Find the lines with "Hospital" in them and copy them out.
═══ DATA FOR PROCESSING ═══
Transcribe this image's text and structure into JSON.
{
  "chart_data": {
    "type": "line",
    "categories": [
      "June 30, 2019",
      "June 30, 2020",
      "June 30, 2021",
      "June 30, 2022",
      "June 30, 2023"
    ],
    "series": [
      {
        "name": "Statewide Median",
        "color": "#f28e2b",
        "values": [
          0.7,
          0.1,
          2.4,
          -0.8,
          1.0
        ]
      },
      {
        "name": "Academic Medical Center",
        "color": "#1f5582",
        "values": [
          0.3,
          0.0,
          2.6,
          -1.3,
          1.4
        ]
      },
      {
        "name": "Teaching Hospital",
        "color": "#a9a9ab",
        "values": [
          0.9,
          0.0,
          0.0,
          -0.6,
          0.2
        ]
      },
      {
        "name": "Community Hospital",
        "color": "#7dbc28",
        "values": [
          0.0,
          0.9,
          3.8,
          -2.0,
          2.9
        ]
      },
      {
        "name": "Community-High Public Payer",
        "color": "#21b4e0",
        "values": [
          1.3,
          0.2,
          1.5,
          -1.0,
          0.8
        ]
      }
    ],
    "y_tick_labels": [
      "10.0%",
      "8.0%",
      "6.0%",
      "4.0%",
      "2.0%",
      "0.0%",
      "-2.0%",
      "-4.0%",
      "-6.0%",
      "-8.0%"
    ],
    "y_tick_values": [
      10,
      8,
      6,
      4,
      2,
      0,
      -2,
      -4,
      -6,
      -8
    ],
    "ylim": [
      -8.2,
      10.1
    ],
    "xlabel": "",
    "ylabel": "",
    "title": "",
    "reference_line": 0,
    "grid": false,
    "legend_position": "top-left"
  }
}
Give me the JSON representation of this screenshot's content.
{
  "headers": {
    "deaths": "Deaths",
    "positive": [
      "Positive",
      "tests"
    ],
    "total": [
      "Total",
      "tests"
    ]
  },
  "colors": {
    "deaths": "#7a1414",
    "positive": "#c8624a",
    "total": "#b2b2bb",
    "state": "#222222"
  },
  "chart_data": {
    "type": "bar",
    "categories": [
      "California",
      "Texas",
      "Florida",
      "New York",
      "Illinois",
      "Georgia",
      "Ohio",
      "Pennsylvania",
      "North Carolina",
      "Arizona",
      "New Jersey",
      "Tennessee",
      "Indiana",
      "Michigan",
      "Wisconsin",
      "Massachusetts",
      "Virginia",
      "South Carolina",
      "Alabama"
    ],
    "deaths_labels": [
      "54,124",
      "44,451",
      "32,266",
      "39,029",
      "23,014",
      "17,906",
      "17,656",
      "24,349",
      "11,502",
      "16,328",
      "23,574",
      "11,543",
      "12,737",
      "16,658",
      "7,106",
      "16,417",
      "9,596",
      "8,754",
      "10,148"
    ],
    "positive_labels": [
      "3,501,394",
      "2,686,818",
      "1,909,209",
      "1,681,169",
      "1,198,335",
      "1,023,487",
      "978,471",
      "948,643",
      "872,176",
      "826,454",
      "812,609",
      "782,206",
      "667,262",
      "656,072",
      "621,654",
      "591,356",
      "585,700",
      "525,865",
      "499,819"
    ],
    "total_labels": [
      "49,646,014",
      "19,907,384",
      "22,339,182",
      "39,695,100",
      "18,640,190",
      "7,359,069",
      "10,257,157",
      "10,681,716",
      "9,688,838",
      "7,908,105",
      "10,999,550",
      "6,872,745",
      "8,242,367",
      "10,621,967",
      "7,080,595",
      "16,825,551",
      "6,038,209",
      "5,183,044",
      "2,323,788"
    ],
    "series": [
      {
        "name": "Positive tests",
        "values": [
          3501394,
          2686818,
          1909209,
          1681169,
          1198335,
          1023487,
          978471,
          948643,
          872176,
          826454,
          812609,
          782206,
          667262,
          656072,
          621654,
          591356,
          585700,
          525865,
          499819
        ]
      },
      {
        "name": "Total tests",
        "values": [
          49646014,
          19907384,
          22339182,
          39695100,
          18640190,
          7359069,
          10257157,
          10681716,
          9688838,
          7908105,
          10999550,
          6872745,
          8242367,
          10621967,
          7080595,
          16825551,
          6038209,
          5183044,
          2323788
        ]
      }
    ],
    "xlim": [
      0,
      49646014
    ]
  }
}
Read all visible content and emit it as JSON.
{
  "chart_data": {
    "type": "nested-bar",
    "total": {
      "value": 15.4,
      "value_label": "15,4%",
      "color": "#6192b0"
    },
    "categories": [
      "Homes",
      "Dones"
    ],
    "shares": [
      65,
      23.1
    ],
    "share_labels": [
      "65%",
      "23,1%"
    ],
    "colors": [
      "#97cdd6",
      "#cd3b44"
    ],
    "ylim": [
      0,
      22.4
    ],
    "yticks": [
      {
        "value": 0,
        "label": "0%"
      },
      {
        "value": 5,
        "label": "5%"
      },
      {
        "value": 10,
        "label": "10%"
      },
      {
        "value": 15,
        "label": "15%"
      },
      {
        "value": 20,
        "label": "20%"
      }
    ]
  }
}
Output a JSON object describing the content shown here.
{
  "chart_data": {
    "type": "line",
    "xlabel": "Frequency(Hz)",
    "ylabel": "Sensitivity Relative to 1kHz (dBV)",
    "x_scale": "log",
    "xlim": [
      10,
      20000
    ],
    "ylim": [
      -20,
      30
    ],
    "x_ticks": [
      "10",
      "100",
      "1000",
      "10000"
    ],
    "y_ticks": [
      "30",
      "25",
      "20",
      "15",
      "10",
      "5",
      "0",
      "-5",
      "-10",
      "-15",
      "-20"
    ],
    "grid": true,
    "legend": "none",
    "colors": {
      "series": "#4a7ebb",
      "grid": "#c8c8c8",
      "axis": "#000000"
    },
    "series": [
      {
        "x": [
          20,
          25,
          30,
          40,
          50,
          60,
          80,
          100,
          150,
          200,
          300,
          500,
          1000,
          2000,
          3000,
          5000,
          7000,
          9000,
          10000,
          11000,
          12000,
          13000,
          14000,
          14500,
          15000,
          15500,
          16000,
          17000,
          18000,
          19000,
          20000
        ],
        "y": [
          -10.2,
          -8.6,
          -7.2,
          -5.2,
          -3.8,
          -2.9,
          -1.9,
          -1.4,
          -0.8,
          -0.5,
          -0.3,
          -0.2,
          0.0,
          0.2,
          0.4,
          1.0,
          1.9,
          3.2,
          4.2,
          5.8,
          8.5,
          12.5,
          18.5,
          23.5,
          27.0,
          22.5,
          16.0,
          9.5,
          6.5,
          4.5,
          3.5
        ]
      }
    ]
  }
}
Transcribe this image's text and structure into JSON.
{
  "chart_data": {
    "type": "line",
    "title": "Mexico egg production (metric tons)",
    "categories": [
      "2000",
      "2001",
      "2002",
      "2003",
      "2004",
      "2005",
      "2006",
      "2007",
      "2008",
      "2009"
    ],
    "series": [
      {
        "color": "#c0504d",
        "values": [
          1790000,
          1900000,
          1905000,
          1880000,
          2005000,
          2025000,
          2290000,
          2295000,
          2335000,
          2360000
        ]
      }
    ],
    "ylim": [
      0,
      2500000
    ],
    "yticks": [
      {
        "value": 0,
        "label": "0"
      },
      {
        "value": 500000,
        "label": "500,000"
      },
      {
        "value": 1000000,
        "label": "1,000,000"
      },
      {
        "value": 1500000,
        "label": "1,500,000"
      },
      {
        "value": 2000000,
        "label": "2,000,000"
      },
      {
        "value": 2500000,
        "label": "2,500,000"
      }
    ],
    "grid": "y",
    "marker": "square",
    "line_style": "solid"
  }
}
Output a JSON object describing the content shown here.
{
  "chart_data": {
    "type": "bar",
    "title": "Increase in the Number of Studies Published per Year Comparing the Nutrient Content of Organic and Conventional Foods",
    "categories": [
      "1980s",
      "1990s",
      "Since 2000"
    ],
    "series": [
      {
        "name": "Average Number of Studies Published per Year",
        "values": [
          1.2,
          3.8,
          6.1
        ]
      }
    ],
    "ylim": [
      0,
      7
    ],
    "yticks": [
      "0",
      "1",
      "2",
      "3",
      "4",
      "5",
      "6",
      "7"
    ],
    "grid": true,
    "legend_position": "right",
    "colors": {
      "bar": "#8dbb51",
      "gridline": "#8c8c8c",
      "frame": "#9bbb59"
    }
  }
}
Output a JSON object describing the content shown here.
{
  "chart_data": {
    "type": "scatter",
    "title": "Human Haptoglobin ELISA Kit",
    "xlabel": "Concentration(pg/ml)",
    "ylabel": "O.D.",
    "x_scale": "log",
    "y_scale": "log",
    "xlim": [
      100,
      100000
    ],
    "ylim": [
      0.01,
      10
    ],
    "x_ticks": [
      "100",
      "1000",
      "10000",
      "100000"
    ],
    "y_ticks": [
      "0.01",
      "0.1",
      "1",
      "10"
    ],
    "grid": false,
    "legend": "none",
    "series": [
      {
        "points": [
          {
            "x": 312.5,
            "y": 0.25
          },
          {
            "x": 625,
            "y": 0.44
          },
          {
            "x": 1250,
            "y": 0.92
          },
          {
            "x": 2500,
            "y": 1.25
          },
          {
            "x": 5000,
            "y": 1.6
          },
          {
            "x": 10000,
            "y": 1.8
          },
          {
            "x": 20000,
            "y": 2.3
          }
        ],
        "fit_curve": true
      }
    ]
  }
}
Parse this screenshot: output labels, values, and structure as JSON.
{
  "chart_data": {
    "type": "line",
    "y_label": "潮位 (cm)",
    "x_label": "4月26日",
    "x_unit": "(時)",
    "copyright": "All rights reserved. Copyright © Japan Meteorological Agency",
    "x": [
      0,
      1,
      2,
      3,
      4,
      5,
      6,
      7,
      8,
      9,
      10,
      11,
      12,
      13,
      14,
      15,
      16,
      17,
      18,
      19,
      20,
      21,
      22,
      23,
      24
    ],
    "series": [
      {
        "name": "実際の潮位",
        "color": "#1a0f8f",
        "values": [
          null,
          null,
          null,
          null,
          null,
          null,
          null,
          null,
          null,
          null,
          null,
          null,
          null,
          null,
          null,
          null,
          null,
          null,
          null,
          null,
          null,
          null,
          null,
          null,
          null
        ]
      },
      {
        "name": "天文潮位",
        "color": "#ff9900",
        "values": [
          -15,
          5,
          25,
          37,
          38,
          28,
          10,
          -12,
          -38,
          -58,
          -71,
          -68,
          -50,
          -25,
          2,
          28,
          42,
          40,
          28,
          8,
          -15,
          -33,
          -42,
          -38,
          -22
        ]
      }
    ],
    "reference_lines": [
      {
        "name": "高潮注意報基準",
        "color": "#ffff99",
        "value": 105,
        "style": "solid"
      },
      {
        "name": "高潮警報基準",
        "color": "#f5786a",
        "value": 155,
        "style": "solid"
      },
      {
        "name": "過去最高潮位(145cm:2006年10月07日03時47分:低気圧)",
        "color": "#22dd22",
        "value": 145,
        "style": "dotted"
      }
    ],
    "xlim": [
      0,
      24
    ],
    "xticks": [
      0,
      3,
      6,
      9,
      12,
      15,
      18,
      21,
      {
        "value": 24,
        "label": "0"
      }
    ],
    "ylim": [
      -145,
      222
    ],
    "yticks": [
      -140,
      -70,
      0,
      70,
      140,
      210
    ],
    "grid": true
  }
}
═══
[RESULT]:
        "name": "Teaching Hospital",
        "name": "Community Hospital",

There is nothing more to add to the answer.